== TASK REQUIREMENTS ==
Find the word "spike" in the data. Return every line where it appears.

== SUPPLIED ENTRIES ==
——————

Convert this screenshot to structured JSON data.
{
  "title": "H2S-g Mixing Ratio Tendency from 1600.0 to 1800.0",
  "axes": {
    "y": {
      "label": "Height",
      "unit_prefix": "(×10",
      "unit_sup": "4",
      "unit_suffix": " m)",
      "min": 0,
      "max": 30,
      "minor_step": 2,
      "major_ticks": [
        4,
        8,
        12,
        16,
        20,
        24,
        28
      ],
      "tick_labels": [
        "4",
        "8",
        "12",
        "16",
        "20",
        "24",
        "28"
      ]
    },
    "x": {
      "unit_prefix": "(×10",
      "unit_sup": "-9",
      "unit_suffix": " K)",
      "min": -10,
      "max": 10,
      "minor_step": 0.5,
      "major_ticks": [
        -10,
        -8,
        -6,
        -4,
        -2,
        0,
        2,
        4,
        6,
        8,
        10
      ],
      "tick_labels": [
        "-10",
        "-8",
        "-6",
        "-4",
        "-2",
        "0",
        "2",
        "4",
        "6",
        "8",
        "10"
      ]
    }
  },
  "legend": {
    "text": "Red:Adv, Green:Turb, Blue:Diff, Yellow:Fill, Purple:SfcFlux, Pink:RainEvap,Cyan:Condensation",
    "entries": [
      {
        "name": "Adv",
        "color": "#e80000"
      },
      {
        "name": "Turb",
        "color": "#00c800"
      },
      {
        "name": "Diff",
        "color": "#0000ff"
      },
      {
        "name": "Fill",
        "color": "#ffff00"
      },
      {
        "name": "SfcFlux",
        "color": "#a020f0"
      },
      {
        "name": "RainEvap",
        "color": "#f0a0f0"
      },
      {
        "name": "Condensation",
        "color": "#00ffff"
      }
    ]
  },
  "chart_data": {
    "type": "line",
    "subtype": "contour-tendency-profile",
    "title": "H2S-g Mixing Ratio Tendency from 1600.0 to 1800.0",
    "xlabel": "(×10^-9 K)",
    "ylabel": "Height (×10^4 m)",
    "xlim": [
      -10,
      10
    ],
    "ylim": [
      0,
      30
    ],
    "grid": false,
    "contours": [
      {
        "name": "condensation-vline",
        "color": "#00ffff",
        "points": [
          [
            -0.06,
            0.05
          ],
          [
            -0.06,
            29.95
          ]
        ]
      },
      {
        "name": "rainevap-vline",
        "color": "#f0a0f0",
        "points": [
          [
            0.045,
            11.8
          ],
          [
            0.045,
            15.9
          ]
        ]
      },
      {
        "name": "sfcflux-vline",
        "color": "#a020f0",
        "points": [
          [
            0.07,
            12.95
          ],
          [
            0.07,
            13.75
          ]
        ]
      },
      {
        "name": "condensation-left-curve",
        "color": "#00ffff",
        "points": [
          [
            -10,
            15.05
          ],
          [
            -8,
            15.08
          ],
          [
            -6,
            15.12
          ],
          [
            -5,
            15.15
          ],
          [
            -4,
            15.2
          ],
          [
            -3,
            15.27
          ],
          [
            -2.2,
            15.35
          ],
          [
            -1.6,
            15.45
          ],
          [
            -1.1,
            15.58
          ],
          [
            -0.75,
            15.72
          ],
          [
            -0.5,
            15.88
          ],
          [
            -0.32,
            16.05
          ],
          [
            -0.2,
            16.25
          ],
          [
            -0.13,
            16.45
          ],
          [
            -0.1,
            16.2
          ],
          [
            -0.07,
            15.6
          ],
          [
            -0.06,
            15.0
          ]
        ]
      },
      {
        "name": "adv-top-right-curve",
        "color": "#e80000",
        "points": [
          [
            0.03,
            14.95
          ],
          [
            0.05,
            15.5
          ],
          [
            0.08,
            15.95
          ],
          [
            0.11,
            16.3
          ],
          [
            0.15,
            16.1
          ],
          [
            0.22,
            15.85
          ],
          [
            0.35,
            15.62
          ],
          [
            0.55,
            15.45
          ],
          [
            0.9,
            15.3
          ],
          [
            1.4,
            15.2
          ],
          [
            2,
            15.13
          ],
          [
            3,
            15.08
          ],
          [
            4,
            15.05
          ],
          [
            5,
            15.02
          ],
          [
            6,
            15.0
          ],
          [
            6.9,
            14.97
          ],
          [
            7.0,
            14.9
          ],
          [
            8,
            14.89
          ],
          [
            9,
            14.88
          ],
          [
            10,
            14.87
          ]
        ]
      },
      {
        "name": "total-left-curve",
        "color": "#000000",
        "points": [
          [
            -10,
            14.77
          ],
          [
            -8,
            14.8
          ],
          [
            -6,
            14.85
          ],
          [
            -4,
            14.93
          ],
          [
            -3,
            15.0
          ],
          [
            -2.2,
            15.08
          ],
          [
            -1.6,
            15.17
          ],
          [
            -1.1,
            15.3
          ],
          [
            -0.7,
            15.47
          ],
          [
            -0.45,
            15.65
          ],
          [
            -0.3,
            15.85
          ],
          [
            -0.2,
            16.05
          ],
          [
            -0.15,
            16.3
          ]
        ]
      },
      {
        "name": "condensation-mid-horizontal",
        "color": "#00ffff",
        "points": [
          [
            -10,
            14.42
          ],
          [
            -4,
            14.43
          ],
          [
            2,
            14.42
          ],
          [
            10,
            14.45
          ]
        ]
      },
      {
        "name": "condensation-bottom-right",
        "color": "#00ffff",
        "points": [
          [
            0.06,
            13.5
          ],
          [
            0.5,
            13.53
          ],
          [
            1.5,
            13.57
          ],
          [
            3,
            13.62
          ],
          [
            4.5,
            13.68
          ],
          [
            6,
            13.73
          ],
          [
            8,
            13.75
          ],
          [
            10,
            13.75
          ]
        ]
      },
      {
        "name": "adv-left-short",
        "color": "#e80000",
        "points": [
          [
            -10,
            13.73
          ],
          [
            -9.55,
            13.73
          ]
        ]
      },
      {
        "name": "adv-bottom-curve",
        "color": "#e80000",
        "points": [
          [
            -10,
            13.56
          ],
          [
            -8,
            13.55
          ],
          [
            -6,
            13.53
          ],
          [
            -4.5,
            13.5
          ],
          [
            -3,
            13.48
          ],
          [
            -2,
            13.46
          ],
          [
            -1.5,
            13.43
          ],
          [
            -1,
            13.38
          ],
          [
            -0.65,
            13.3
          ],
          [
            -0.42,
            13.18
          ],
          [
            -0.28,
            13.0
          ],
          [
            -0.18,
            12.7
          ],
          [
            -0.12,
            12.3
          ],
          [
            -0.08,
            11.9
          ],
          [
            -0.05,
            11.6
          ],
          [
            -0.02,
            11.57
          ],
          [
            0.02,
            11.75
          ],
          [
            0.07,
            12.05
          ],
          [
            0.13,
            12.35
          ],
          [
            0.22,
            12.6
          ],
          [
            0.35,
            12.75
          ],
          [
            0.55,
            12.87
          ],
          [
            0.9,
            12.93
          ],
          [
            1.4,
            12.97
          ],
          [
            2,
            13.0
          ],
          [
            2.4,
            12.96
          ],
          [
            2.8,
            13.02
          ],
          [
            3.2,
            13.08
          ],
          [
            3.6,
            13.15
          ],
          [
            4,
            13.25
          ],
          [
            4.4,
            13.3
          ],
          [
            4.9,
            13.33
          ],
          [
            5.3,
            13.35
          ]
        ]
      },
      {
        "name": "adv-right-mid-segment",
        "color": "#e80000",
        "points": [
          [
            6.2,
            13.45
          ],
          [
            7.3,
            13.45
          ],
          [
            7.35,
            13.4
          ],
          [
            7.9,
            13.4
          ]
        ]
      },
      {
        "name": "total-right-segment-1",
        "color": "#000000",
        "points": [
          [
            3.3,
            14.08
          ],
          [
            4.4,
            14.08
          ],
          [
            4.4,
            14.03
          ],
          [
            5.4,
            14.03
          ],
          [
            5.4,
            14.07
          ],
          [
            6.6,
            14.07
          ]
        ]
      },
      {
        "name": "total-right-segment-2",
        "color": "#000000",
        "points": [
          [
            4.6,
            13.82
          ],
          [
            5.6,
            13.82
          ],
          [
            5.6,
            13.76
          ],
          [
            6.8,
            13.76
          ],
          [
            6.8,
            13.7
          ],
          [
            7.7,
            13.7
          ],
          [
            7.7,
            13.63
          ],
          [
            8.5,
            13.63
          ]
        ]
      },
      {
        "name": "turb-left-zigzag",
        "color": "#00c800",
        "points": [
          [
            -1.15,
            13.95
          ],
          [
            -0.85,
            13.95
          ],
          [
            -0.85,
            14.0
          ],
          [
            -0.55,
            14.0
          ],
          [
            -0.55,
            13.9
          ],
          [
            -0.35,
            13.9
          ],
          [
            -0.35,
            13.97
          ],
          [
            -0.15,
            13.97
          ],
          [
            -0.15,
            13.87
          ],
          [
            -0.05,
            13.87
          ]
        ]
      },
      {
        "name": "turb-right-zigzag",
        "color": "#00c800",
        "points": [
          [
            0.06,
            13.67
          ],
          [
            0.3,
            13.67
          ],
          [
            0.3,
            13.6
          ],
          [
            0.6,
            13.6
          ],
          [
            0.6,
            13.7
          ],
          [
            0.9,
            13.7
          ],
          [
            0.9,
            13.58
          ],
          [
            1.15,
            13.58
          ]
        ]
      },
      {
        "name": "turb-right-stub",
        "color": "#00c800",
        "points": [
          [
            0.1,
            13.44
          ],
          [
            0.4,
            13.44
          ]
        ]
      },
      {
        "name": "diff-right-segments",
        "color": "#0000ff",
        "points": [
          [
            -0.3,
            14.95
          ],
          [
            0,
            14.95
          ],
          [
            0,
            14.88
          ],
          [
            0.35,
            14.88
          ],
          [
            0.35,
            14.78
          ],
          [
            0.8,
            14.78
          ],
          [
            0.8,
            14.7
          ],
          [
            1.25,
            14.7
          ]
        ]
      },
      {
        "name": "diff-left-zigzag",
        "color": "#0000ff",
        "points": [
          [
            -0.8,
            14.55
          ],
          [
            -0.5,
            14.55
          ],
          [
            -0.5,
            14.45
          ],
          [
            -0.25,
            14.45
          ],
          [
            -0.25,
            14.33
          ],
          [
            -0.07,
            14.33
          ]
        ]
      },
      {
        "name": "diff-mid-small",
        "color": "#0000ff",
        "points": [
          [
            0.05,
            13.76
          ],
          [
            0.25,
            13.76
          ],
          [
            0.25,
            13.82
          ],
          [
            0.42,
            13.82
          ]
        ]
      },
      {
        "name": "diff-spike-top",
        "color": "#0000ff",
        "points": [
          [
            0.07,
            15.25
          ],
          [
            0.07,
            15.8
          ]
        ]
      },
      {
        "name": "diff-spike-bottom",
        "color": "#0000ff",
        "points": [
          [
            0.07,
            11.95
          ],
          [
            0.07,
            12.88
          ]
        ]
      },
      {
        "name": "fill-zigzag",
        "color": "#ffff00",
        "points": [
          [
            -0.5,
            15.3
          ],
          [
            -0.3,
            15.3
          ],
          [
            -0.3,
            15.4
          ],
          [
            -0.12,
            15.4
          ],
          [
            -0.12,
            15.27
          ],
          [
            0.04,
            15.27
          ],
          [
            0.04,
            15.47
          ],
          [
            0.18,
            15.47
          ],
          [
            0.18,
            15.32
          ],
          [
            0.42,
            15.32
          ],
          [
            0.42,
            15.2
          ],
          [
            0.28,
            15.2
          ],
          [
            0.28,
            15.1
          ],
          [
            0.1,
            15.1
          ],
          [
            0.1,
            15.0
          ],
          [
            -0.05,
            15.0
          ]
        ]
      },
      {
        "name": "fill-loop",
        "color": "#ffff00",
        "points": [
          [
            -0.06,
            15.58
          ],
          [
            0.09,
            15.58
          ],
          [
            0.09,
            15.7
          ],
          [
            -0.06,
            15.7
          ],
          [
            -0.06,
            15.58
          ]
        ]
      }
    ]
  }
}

——————

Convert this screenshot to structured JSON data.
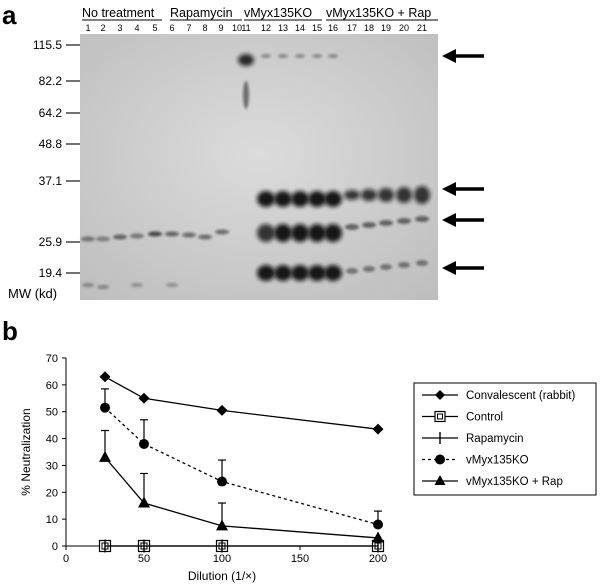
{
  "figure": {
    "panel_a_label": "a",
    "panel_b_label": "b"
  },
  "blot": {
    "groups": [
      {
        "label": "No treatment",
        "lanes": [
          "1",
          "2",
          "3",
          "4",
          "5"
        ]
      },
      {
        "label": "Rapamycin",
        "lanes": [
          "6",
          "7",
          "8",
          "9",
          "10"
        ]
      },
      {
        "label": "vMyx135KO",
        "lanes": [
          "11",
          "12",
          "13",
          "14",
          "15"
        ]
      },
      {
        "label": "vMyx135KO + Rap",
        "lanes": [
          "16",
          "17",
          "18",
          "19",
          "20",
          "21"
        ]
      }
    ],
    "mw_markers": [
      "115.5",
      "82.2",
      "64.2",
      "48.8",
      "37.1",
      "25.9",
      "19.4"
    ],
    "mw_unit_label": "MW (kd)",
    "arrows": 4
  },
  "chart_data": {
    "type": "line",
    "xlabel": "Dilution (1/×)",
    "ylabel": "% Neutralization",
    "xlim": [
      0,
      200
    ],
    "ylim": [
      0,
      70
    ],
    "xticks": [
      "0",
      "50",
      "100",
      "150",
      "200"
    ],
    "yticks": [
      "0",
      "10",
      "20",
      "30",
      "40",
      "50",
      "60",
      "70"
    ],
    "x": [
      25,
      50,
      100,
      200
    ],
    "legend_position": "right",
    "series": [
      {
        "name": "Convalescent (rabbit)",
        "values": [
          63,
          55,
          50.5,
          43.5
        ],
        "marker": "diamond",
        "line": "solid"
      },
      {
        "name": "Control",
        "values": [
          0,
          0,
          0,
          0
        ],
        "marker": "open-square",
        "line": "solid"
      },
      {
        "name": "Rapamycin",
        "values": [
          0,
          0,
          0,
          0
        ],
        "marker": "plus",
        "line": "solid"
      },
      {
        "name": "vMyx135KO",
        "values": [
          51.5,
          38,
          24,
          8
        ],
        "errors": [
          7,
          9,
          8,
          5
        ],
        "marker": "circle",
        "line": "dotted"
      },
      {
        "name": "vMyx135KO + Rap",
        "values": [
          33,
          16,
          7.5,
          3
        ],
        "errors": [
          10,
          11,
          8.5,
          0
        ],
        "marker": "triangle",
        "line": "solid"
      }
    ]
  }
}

——————

== FINAL RESULT ==
        "name": "diff-spike-top",
        "name": "diff-spike-bottom",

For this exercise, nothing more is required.